→ SUPPLIED ENTRIES

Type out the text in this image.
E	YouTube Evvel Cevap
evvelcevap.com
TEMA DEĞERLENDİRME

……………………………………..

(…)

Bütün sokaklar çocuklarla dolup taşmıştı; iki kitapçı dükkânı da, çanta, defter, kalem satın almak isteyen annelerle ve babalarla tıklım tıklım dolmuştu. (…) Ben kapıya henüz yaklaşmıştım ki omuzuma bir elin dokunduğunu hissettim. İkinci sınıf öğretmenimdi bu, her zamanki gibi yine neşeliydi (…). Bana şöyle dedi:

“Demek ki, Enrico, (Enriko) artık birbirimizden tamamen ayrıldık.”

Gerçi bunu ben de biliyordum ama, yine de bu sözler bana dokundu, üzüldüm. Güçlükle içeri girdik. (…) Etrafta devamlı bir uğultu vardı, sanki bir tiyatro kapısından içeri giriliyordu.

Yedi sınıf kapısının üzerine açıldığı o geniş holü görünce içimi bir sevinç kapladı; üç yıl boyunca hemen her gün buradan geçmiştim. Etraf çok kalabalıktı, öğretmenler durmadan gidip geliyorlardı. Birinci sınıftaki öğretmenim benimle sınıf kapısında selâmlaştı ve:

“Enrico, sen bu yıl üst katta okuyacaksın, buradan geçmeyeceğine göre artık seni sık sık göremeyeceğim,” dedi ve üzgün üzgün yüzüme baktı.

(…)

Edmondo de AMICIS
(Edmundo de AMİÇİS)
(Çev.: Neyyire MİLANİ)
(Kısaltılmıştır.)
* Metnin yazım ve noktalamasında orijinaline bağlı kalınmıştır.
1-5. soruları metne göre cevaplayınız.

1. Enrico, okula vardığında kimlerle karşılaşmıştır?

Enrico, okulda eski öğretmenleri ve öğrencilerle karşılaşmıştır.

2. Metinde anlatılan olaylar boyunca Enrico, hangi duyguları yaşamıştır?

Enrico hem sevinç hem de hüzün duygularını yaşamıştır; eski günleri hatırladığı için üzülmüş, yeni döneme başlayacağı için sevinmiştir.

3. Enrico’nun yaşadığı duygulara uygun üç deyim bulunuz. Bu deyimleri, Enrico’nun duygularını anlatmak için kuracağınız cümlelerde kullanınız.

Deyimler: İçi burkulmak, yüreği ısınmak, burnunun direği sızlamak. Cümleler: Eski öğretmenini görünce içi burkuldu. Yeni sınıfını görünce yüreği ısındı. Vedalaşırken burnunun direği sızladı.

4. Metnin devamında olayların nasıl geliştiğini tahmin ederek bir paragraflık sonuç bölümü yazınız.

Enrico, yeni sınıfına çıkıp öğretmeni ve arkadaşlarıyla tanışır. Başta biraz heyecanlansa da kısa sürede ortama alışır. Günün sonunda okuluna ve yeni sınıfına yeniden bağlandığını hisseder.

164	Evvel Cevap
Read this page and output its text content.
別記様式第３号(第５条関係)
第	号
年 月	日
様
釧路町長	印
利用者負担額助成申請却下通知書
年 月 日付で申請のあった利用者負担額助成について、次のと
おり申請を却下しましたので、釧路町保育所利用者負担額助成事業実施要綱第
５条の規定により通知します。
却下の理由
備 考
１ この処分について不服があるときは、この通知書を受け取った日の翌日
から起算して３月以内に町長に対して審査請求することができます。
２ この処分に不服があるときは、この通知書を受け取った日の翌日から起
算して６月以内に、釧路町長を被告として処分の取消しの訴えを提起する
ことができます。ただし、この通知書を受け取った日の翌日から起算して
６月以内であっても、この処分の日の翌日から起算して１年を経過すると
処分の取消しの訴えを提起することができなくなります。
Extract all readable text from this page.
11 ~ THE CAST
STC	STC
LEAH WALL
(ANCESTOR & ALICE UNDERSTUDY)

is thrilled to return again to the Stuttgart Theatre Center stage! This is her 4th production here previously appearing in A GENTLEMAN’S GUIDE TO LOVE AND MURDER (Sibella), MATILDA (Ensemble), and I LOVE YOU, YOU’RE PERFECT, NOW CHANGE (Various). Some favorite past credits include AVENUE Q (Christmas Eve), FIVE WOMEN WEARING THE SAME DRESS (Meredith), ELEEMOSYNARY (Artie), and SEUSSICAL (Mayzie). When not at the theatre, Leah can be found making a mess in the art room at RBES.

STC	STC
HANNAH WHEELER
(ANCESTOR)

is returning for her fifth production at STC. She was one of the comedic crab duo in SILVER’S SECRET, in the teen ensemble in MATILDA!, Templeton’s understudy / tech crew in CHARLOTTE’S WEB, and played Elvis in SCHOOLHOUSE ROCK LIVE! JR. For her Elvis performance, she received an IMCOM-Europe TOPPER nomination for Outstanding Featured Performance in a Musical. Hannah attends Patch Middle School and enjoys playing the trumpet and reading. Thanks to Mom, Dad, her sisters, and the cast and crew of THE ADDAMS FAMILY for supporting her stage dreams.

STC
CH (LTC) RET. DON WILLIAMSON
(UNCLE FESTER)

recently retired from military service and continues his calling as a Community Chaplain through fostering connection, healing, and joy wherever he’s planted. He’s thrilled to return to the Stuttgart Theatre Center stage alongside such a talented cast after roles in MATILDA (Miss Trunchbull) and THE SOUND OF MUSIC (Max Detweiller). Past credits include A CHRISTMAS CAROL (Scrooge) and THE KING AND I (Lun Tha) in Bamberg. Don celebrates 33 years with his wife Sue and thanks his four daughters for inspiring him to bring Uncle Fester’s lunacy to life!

→ INSTRUCTIONS TO FOLLOW
Hand back the material above in full, exactly as written.

→ SOLUTION FOR THIS PROBLEM
Type out the text in this image.
E	YouTube Evvel Cevap
evvelcevap.com
TEMA DEĞERLENDİRME

……………………………………..

(…)

Bütün sokaklar çocuklarla dolup taşmıştı; iki kitapçı dükkânı da, çanta, defter, kalem satın almak isteyen annelerle ve babalarla tıklım tıklım dolmuştu. (…) Ben kapıya henüz yaklaşmıştım ki omuzuma bir elin dokunduğunu hissettim. İkinci sınıf öğretmenimdi bu, her zamanki gibi yine neşeliydi (…). Bana şöyle dedi:

“Demek ki, Enrico, (Enriko) artık birbirimizden tamamen ayrıldık.”

Gerçi bunu ben de biliyordum ama, yine de bu sözler bana dokundu, üzüldüm. Güçlükle içeri girdik. (…) Etrafta devamlı bir uğultu vardı, sanki bir tiyatro kapısından içeri giriliyordu.

Yedi sınıf kapısının üzerine açıldığı o geniş holü görünce içimi bir sevinç kapladı; üç yıl boyunca hemen her gün buradan geçmiştim. Etraf çok kalabalıktı, öğretmenler durmadan gidip geliyorlardı. Birinci sınıftaki öğretmenim benimle sınıf kapısında selâmlaştı ve:

“Enrico, sen bu yıl üst katta okuyacaksın, buradan geçmeyeceğine göre artık seni sık sık göremeyeceğim,” dedi ve üzgün üzgün yüzüme baktı.

(…)

Edmondo de AMICIS
(Edmundo de AMİÇİS)
(Çev.: Neyyire MİLANİ)
(Kısaltılmıştır.)
* Metnin yazım ve noktalamasında orijinaline bağlı kalınmıştır.
1-5. soruları metne göre cevaplayınız.

1. Enrico, okula vardığında kimlerle karşılaşmıştır?

Enrico, okulda eski öğretmenleri ve öğrencilerle karşılaşmıştır.

2. Metinde anlatılan olaylar boyunca Enrico, hangi duyguları yaşamıştır?

Enrico hem sevinç hem de hüzün duygularını yaşamıştır; eski günleri hatırladığı için üzülmüş, yeni döneme başlayacağı için sevinmiştir.

3. Enrico’nun yaşadığı duygulara uygun üç deyim bulunuz. Bu deyimleri, Enrico’nun duygularını anlatmak için kuracağınız cümlelerde kullanınız.

Deyimler: İçi burkulmak, yüreği ısınmak, burnunun direği sızlamak. Cümleler: Eski öğretmenini görünce içi burkuldu. Yeni sınıfını görünce yüreği ısındı. Vedalaşırken burnunun direği sızladı.

4. Metnin devamında olayların nasıl geliştiğini tahmin ederek bir paragraflık sonuç bölümü yazınız.

Enrico, yeni sınıfına çıkıp öğretmeni ve arkadaşlarıyla tanışır. Başta biraz heyecanlansa da kısa sürede ortama alışır. Günün sonunda okuluna ve yeni sınıfına yeniden bağlandığını hisseder.

164	Evvel Cevap
Read this page and output its text content.
別記様式第３号(第５条関係)
第	号
年 月	日
様
釧路町長	印
利用者負担額助成申請却下通知書
年 月 日付で申請のあった利用者負担額助成について、次のと
おり申請を却下しましたので、釧路町保育所利用者負担額助成事業実施要綱第
５条の規定により通知します。
却下の理由
備 考
１ この処分について不服があるときは、この通知書を受け取った日の翌日
から起算して３月以内に町長に対して審査請求することができます。
２ この処分に不服があるときは、この通知書を受け取った日の翌日から起
算して６月以内に、釧路町長を被告として処分の取消しの訴えを提起する
ことができます。ただし、この通知書を受け取った日の翌日から起算して
６月以内であっても、この処分の日の翌日から起算して１年を経過すると
処分の取消しの訴えを提起することができなくなります。
Extract all readable text from this page.
11 ~ THE CAST
STC	STC
LEAH WALL
(ANCESTOR & ALICE UNDERSTUDY)

is thrilled to return again to the Stuttgart Theatre Center stage! This is her 4th production here previously appearing in A GENTLEMAN’S GUIDE TO LOVE AND MURDER (Sibella), MATILDA (Ensemble), and I LOVE YOU, YOU’RE PERFECT, NOW CHANGE (Various). Some favorite past credits include AVENUE Q (Christmas Eve), FIVE WOMEN WEARING THE SAME DRESS (Meredith), ELEEMOSYNARY (Artie), and SEUSSICAL (Mayzie). When not at the theatre, Leah can be found making a mess in the art room at RBES.

STC	STC
HANNAH WHEELER
(ANCESTOR)

is returning for her fifth production at STC. She was one of the comedic crab duo in SILVER’S SECRET, in the teen ensemble in MATILDA!, Templeton’s understudy / tech crew in CHARLOTTE’S WEB, and played Elvis in SCHOOLHOUSE ROCK LIVE! JR. For her Elvis performance, she received an IMCOM-Europe TOPPER nomination for Outstanding Featured Performance in a Musical. Hannah attends Patch Middle School and enjoys playing the trumpet and reading. Thanks to Mom, Dad, her sisters, and the cast and crew of THE ADDAMS FAMILY for supporting her stage dreams.

STC
CH (LTC) RET. DON WILLIAMSON
(UNCLE FESTER)

recently retired from military service and continues his calling as a Community Chaplain through fostering connection, healing, and joy wherever he’s planted. He’s thrilled to return to the Stuttgart Theatre Center stage alongside such a talented cast after roles in MATILDA (Miss Trunchbull) and THE SOUND OF MUSIC (Max Detweiller). Past credits include A CHRISTMAS CAROL (Scrooge) and THE KING AND I (Lun Tha) in Bamberg. Don celebrates 33 years with his wife Sue and thanks his four daughters for inspiring him to bring Uncle Fester’s lunacy to life!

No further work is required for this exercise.